• EXERCISE DETAILS: Go through the records and copy each line where the word "Deactivate" occurs.

• RECORDS FOR THE EXERCISE:
____________

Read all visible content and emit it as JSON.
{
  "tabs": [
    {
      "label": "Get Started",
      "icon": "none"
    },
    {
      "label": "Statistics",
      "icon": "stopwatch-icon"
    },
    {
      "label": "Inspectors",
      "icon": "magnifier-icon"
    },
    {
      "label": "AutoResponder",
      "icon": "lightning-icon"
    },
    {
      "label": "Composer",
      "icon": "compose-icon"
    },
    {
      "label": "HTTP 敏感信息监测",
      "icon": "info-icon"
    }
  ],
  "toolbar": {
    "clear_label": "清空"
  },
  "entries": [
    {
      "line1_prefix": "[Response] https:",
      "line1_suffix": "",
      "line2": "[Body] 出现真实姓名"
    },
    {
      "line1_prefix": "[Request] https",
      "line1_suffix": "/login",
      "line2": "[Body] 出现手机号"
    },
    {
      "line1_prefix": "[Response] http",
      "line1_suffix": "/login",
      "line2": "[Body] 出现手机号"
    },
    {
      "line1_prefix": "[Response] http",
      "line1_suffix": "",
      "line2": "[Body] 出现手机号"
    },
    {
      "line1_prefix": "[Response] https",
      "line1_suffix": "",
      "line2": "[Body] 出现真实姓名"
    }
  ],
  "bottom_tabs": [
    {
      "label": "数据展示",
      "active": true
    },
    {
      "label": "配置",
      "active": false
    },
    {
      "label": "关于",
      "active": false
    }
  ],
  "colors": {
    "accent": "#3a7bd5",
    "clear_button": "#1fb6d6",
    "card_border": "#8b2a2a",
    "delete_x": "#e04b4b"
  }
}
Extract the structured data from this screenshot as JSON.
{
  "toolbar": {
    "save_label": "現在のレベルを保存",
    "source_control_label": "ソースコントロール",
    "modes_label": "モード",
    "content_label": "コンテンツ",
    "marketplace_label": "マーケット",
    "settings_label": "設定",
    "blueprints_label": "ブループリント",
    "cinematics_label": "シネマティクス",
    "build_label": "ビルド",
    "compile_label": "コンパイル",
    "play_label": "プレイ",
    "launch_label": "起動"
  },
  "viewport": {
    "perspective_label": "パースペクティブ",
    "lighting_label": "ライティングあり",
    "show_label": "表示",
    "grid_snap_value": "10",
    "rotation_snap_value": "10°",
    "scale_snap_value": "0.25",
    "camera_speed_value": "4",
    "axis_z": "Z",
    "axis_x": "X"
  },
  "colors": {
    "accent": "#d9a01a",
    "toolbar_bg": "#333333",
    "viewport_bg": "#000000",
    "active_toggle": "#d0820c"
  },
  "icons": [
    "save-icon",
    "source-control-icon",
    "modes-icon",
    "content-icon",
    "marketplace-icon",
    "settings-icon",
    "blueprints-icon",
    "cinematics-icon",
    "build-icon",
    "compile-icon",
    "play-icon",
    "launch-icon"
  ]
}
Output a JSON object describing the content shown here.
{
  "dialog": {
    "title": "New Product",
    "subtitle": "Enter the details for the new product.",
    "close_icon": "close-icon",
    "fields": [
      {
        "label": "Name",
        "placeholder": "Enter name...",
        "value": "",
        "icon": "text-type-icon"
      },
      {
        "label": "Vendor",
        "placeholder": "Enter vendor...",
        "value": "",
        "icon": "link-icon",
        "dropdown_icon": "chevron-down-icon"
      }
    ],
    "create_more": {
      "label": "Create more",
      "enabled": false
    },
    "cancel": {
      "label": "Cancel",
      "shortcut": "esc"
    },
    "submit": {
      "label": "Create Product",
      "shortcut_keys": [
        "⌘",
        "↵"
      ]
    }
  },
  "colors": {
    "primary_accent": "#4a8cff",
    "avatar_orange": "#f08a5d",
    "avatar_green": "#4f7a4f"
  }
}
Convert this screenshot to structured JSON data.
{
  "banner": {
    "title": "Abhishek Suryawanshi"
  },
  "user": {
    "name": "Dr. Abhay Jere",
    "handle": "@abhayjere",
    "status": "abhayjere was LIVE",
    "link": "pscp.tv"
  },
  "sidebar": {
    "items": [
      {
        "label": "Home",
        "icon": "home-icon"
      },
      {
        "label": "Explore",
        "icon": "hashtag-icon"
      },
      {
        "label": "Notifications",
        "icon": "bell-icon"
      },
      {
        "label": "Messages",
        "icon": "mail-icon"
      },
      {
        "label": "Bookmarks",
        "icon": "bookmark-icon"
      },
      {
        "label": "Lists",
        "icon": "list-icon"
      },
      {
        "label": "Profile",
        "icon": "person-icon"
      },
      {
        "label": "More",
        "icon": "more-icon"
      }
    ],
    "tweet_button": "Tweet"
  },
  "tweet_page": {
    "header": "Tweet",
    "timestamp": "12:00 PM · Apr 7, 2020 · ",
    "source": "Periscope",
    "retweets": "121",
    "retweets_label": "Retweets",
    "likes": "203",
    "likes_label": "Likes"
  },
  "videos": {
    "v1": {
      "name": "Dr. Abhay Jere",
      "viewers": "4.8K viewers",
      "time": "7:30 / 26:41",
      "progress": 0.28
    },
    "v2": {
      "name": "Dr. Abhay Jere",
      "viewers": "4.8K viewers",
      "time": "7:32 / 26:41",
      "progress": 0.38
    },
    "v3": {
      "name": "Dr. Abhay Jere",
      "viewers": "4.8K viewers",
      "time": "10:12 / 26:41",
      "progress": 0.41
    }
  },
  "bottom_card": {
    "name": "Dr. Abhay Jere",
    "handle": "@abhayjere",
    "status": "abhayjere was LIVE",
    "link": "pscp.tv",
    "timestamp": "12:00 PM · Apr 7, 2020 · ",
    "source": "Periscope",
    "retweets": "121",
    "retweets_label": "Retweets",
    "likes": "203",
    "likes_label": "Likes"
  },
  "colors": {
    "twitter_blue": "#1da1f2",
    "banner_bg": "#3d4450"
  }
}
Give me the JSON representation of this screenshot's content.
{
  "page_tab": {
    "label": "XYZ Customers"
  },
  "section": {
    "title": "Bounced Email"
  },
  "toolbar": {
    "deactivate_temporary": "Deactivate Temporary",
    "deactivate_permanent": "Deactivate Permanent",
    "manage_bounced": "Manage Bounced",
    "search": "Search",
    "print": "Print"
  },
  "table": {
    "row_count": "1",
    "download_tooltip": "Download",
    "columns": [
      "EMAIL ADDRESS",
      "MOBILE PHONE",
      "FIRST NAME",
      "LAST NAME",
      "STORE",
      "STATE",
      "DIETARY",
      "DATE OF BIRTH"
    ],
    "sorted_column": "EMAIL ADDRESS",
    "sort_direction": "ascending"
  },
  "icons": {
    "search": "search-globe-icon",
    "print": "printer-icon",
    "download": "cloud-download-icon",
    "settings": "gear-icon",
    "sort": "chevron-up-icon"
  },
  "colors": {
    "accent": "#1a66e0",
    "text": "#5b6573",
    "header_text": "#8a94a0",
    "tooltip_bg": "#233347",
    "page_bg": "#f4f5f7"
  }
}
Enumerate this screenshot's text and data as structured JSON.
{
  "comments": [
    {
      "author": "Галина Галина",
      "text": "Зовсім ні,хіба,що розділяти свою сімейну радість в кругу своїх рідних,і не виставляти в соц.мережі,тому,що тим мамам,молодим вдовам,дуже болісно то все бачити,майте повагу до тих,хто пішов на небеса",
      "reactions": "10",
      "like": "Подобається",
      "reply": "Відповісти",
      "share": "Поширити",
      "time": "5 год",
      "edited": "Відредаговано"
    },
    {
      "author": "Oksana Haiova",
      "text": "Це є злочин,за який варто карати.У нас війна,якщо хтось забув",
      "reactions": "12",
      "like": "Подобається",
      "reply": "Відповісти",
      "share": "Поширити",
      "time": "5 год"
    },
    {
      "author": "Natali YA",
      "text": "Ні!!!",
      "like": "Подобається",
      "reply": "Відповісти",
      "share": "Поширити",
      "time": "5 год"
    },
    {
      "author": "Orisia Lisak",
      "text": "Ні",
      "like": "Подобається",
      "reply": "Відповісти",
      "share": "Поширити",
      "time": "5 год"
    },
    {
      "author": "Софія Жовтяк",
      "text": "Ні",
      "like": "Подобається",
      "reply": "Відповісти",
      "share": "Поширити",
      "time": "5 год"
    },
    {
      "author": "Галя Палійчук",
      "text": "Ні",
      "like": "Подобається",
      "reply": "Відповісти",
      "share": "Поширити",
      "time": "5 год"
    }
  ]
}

____________

• TASK RESULT:
    "deactivate_temporary": "Deactivate Temporary",
    "deactivate_permanent": "Deactivate Permanent",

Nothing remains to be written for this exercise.